* **THE TASK**
Each entry that follows must be output without any deviation.

* **Figure data in JSON**
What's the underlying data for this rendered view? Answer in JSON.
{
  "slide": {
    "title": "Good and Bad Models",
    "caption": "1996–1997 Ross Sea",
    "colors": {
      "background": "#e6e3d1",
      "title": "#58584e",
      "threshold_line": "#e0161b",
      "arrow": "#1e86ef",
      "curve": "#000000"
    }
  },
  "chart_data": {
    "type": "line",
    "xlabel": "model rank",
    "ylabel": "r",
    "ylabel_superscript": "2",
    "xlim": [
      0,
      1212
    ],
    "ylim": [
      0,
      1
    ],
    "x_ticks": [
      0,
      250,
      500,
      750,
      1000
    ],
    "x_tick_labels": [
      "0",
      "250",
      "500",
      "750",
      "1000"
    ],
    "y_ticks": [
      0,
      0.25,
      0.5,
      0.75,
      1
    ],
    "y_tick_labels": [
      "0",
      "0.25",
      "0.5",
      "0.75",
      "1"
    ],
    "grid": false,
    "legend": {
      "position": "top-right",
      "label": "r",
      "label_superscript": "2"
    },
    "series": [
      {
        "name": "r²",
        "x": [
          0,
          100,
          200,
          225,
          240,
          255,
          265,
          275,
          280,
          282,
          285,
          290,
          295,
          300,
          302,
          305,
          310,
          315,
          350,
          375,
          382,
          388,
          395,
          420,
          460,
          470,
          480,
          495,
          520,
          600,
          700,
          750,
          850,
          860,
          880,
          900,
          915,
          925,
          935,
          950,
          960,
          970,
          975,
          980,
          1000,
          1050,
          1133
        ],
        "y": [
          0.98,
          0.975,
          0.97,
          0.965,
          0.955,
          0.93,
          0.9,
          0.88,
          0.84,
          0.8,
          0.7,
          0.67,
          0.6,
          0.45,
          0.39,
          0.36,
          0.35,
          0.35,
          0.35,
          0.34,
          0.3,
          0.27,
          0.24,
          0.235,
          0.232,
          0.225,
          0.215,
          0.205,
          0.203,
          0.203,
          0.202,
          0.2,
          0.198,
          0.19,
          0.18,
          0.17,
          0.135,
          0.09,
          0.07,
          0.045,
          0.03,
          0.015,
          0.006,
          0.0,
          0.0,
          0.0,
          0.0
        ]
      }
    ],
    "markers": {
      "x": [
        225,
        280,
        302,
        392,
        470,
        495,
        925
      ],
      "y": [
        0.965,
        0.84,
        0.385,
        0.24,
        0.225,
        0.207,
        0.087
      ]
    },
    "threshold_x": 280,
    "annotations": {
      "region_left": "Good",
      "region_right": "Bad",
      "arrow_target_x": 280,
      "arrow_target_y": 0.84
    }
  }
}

* **TASK SOLUTION**
What's the underlying data for this rendered view? Answer in JSON.
{
  "slide": {
    "title": "Good and Bad Models",
    "caption": "1996–1997 Ross Sea",
    "colors": {
      "background": "#e6e3d1",
      "title": "#58584e",
      "threshold_line": "#e0161b",
      "arrow": "#1e86ef",
      "curve": "#000000"
    }
  },
  "chart_data": {
    "type": "line",
    "xlabel": "model rank",
    "ylabel": "r",
    "ylabel_superscript": "2",
    "xlim": [
      0,
      1212
    ],
    "ylim": [
      0,
      1
    ],
    "x_ticks": [
      0,
      250,
      500,
      750,
      1000
    ],
    "x_tick_labels": [
      "0",
      "250",
      "500",
      "750",
      "1000"
    ],
    "y_ticks": [
      0,
      0.25,
      0.5,
      0.75,
      1
    ],
    "y_tick_labels": [
      "0",
      "0.25",
      "0.5",
      "0.75",
      "1"
    ],
    "grid": false,
    "legend": {
      "position": "top-right",
      "label": "r",
      "label_superscript": "2"
    },
    "series": [
      {
        "name": "r²",
        "x": [
          0,
          100,
          200,
          225,
          240,
          255,
          265,
          275,
          280,
          282,
          285,
          290,
          295,
          300,
          302,
          305,
          310,
          315,
          350,
          375,
          382,
          388,
          395,
          420,
          460,
          470,
          480,
          495,
          520,
          600,
          700,
          750,
          850,
          860,
          880,
          900,
          915,
          925,
          935,
          950,
          960,
          970,
          975,
          980,
          1000,
          1050,
          1133
        ],
        "y": [
          0.98,
          0.975,
          0.97,
          0.965,
          0.955,
          0.93,
          0.9,
          0.88,
          0.84,
          0.8,
          0.7,
          0.67,
          0.6,
          0.45,
          0.39,
          0.36,
          0.35,
          0.35,
          0.35,
          0.34,
          0.3,
          0.27,
          0.24,
          0.235,
          0.232,
          0.225,
          0.215,
          0.205,
          0.203,
          0.203,
          0.202,
          0.2,
          0.198,
          0.19,
          0.18,
          0.17,
          0.135,
          0.09,
          0.07,
          0.045,
          0.03,
          0.015,
          0.006,
          0.0,
          0.0,
          0.0,
          0.0
        ]
      }
    ],
    "markers": {
      "x": [
        225,
        280,
        302,
        392,
        470,
        495,
        925
      ],
      "y": [
        0.965,
        0.84,
        0.385,
        0.24,
        0.225,
        0.207,
        0.087
      ]
    },
    "threshold_x": 280,
    "annotations": {
      "region_left": "Good",
      "region_right": "Bad",
      "arrow_target_x": 280,
      "arrow_target_y": 0.84
    }
  }
}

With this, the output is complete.